◆ Problem to solve ◆
Write the records out again, precisely as they stand.
===== Data to process
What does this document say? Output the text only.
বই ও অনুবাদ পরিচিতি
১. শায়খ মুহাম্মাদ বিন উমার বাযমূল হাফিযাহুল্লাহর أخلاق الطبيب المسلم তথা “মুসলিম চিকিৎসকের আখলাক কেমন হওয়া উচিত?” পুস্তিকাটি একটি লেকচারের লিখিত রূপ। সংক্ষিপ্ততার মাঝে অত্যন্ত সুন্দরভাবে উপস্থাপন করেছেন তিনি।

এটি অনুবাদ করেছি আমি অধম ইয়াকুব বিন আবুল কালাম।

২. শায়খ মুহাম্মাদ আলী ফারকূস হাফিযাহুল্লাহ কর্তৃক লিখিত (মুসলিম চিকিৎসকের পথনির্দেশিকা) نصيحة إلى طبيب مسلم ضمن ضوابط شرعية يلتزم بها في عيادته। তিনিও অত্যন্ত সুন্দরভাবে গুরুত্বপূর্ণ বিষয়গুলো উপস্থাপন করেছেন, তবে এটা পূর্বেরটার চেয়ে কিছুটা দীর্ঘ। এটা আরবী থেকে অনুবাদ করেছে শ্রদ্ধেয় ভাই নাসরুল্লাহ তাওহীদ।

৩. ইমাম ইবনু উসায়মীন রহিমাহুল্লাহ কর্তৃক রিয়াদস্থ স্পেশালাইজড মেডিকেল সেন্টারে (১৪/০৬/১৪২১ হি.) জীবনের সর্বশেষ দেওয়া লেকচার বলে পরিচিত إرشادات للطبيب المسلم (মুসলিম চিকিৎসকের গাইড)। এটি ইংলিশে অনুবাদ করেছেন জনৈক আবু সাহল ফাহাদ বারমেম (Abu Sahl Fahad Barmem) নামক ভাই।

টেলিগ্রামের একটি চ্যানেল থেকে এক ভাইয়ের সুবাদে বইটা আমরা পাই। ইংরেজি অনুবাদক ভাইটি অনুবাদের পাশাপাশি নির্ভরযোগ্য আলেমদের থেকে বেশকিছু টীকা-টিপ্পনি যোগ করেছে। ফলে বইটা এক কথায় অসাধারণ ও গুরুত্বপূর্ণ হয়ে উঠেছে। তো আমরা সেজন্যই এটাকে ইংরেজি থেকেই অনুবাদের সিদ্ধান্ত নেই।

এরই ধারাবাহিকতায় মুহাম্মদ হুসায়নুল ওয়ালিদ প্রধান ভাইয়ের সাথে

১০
==========
◆ Result of this exercise ◆
What does this document say? Output the text only.
বই ও অনুবাদ পরিচিতি
১. শায়খ মুহাম্মাদ বিন উমার বাযমূল হাফিযাহুল্লাহর أخلاق الطبيب المسلم তথা “মুসলিম চিকিৎসকের আখলাক কেমন হওয়া উচিত?” পুস্তিকাটি একটি লেকচারের লিখিত রূপ। সংক্ষিপ্ততার মাঝে অত্যন্ত সুন্দরভাবে উপস্থাপন করেছেন তিনি।

এটি অনুবাদ করেছি আমি অধম ইয়াকুব বিন আবুল কালাম।

২. শায়খ মুহাম্মাদ আলী ফারকূস হাফিযাহুল্লাহ কর্তৃক লিখিত (মুসলিম চিকিৎসকের পথনির্দেশিকা) نصيحة إلى طبيب مسلم ضمن ضوابط شرعية يلتزم بها في عيادته। তিনিও অত্যন্ত সুন্দরভাবে গুরুত্বপূর্ণ বিষয়গুলো উপস্থাপন করেছেন, তবে এটা পূর্বেরটার চেয়ে কিছুটা দীর্ঘ। এটা আরবী থেকে অনুবাদ করেছে শ্রদ্ধেয় ভাই নাসরুল্লাহ তাওহীদ।

৩. ইমাম ইবনু উসায়মীন রহিমাহুল্লাহ কর্তৃক রিয়াদস্থ স্পেশালাইজড মেডিকেল সেন্টারে (১৪/০৬/১৪২১ হি.) জীবনের সর্বশেষ দেওয়া লেকচার বলে পরিচিত إرشادات للطبيب المسلم (মুসলিম চিকিৎসকের গাইড)। এটি ইংলিশে অনুবাদ করেছেন জনৈক আবু সাহল ফাহাদ বারমেম (Abu Sahl Fahad Barmem) নামক ভাই।

টেলিগ্রামের একটি চ্যানেল থেকে এক ভাইয়ের সুবাদে বইটা আমরা পাই। ইংরেজি অনুবাদক ভাইটি অনুবাদের পাশাপাশি নির্ভরযোগ্য আলেমদের থেকে বেশকিছু টীকা-টিপ্পনি যোগ করেছে। ফলে বইটা এক কথায় অসাধারণ ও গুরুত্বপূর্ণ হয়ে উঠেছে। তো আমরা সেজন্যই এটাকে ইংরেজি থেকেই অনুবাদের সিদ্ধান্ত নেই।

এরই ধারাবাহিকতায় মুহাম্মদ হুসায়নুল ওয়ালিদ প্রধান ভাইয়ের সাথে

১০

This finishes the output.